The records that follow are to be repeated without alteration.

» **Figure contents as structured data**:

•••

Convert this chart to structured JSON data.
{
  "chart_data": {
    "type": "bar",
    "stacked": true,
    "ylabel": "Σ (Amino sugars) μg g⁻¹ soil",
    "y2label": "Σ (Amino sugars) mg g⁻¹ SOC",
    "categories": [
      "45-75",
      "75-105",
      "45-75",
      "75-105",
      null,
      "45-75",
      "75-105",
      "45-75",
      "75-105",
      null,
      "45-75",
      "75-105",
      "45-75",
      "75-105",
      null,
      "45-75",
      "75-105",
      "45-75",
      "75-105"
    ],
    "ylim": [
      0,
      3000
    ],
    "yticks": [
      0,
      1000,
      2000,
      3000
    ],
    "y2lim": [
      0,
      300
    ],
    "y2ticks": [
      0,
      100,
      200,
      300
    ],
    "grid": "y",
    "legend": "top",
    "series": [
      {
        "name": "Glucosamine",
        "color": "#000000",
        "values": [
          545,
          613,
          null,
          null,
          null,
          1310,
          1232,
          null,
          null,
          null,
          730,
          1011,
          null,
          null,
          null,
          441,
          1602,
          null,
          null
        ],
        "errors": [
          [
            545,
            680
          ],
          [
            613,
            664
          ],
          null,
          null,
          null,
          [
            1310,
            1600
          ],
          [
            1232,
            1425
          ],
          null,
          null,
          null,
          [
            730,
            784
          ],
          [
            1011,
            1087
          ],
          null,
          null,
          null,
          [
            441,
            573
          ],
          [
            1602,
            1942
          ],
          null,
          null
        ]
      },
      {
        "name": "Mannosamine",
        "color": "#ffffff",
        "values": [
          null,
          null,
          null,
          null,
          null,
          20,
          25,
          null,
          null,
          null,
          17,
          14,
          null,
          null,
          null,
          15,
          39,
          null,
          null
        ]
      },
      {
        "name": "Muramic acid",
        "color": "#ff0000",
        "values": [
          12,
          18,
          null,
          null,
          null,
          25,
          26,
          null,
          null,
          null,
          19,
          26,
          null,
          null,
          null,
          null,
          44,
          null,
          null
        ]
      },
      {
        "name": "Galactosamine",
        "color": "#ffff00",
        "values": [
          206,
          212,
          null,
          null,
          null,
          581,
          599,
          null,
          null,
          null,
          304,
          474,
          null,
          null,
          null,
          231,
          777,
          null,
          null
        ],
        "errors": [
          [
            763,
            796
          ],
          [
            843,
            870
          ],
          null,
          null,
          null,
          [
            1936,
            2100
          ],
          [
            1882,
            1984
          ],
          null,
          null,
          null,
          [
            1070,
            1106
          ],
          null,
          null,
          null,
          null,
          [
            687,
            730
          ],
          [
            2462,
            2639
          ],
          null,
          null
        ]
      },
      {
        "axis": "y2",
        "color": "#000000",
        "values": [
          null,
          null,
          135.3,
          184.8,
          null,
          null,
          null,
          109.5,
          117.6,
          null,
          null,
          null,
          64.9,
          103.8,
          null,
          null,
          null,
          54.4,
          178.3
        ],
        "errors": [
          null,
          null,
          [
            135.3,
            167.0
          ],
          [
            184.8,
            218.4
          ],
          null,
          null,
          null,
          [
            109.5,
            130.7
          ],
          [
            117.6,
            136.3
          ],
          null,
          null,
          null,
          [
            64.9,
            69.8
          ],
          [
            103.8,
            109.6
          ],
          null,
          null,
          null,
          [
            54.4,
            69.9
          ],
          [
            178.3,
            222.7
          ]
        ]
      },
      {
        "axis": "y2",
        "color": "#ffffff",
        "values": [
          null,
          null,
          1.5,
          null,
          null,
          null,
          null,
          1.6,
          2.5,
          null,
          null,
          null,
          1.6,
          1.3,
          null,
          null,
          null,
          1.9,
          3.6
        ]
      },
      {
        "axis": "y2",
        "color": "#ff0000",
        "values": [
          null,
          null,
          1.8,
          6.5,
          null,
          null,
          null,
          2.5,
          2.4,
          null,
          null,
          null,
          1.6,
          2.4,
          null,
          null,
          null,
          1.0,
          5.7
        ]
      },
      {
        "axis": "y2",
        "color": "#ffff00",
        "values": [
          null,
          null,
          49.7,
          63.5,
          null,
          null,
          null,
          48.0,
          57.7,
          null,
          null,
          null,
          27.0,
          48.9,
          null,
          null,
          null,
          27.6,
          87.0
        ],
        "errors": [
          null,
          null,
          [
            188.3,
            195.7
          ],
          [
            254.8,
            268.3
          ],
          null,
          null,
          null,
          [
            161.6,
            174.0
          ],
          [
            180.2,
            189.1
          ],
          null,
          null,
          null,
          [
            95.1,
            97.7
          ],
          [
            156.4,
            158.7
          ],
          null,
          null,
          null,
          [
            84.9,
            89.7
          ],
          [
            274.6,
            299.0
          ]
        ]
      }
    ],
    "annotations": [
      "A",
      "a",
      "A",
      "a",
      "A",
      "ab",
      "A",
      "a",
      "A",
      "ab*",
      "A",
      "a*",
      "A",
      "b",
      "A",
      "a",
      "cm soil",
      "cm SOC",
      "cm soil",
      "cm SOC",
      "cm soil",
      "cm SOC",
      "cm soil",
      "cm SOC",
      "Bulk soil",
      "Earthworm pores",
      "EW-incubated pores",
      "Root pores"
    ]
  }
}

•••

» **Answer to the problem**:
Convert this chart to structured JSON data.
{
  "chart_data": {
    "type": "bar",
    "stacked": true,
    "ylabel": "Σ (Amino sugars) μg g⁻¹ soil",
    "y2label": "Σ (Amino sugars) mg g⁻¹ SOC",
    "categories": [
      "45-75",
      "75-105",
      "45-75",
      "75-105",
      null,
      "45-75",
      "75-105",
      "45-75",
      "75-105",
      null,
      "45-75",
      "75-105",
      "45-75",
      "75-105",
      null,
      "45-75",
      "75-105",
      "45-75",
      "75-105"
    ],
    "ylim": [
      0,
      3000
    ],
    "yticks": [
      0,
      1000,
      2000,
      3000
    ],
    "y2lim": [
      0,
      300
    ],
    "y2ticks": [
      0,
      100,
      200,
      300
    ],
    "grid": "y",
    "legend": "top",
    "series": [
      {
        "name": "Glucosamine",
        "color": "#000000",
        "values": [
          545,
          613,
          null,
          null,
          null,
          1310,
          1232,
          null,
          null,
          null,
          730,
          1011,
          null,
          null,
          null,
          441,
          1602,
          null,
          null
        ],
        "errors": [
          [
            545,
            680
          ],
          [
            613,
            664
          ],
          null,
          null,
          null,
          [
            1310,
            1600
          ],
          [
            1232,
            1425
          ],
          null,
          null,
          null,
          [
            730,
            784
          ],
          [
            1011,
            1087
          ],
          null,
          null,
          null,
          [
            441,
            573
          ],
          [
            1602,
            1942
          ],
          null,
          null
        ]
      },
      {
        "name": "Mannosamine",
        "color": "#ffffff",
        "values": [
          null,
          null,
          null,
          null,
          null,
          20,
          25,
          null,
          null,
          null,
          17,
          14,
          null,
          null,
          null,
          15,
          39,
          null,
          null
        ]
      },
      {
        "name": "Muramic acid",
        "color": "#ff0000",
        "values": [
          12,
          18,
          null,
          null,
          null,
          25,
          26,
          null,
          null,
          null,
          19,
          26,
          null,
          null,
          null,
          null,
          44,
          null,
          null
        ]
      },
      {
        "name": "Galactosamine",
        "color": "#ffff00",
        "values": [
          206,
          212,
          null,
          null,
          null,
          581,
          599,
          null,
          null,
          null,
          304,
          474,
          null,
          null,
          null,
          231,
          777,
          null,
          null
        ],
        "errors": [
          [
            763,
            796
          ],
          [
            843,
            870
          ],
          null,
          null,
          null,
          [
            1936,
            2100
          ],
          [
            1882,
            1984
          ],
          null,
          null,
          null,
          [
            1070,
            1106
          ],
          null,
          null,
          null,
          null,
          [
            687,
            730
          ],
          [
            2462,
            2639
          ],
          null,
          null
        ]
      },
      {
        "axis": "y2",
        "color": "#000000",
        "values": [
          null,
          null,
          135.3,
          184.8,
          null,
          null,
          null,
          109.5,
          117.6,
          null,
          null,
          null,
          64.9,
          103.8,
          null,
          null,
          null,
          54.4,
          178.3
        ],
        "errors": [
          null,
          null,
          [
            135.3,
            167.0
          ],
          [
            184.8,
            218.4
          ],
          null,
          null,
          null,
          [
            109.5,
            130.7
          ],
          [
            117.6,
            136.3
          ],
          null,
          null,
          null,
          [
            64.9,
            69.8
          ],
          [
            103.8,
            109.6
          ],
          null,
          null,
          null,
          [
            54.4,
            69.9
          ],
          [
            178.3,
            222.7
          ]
        ]
      },
      {
        "axis": "y2",
        "color": "#ffffff",
        "values": [
          null,
          null,
          1.5,
          null,
          null,
          null,
          null,
          1.6,
          2.5,
          null,
          null,
          null,
          1.6,
          1.3,
          null,
          null,
          null,
          1.9,
          3.6
        ]
      },
      {
        "axis": "y2",
        "color": "#ff0000",
        "values": [
          null,
          null,
          1.8,
          6.5,
          null,
          null,
          null,
          2.5,
          2.4,
          null,
          null,
          null,
          1.6,
          2.4,
          null,
          null,
          null,
          1.0,
          5.7
        ]
      },
      {
        "axis": "y2",
        "color": "#ffff00",
        "values": [
          null,
          null,
          49.7,
          63.5,
          null,
          null,
          null,
          48.0,
          57.7,
          null,
          null,
          null,
          27.0,
          48.9,
          null,
          null,
          null,
          27.6,
          87.0
        ],
        "errors": [
          null,
          null,
          [
            188.3,
            195.7
          ],
          [
            254.8,
            268.3
          ],
          null,
          null,
          null,
          [
            161.6,
            174.0
          ],
          [
            180.2,
            189.1
          ],
          null,
          null,
          null,
          [
            95.1,
            97.7
          ],
          [
            156.4,
            158.7
          ],
          null,
          null,
          null,
          [
            84.9,
            89.7
          ],
          [
            274.6,
            299.0
          ]
        ]
      }
    ],
    "annotations": [
      "A",
      "a",
      "A",
      "a",
      "A",
      "ab",
      "A",
      "a",
      "A",
      "ab*",
      "A",
      "a*",
      "A",
      "b",
      "A",
      "a",
      "cm soil",
      "cm SOC",
      "cm soil",
      "cm SOC",
      "cm soil",
      "cm SOC",
      "cm soil",
      "cm SOC",
      "Bulk soil",
      "Earthworm pores",
      "EW-incubated pores",
      "Root pores"
    ]
  }
}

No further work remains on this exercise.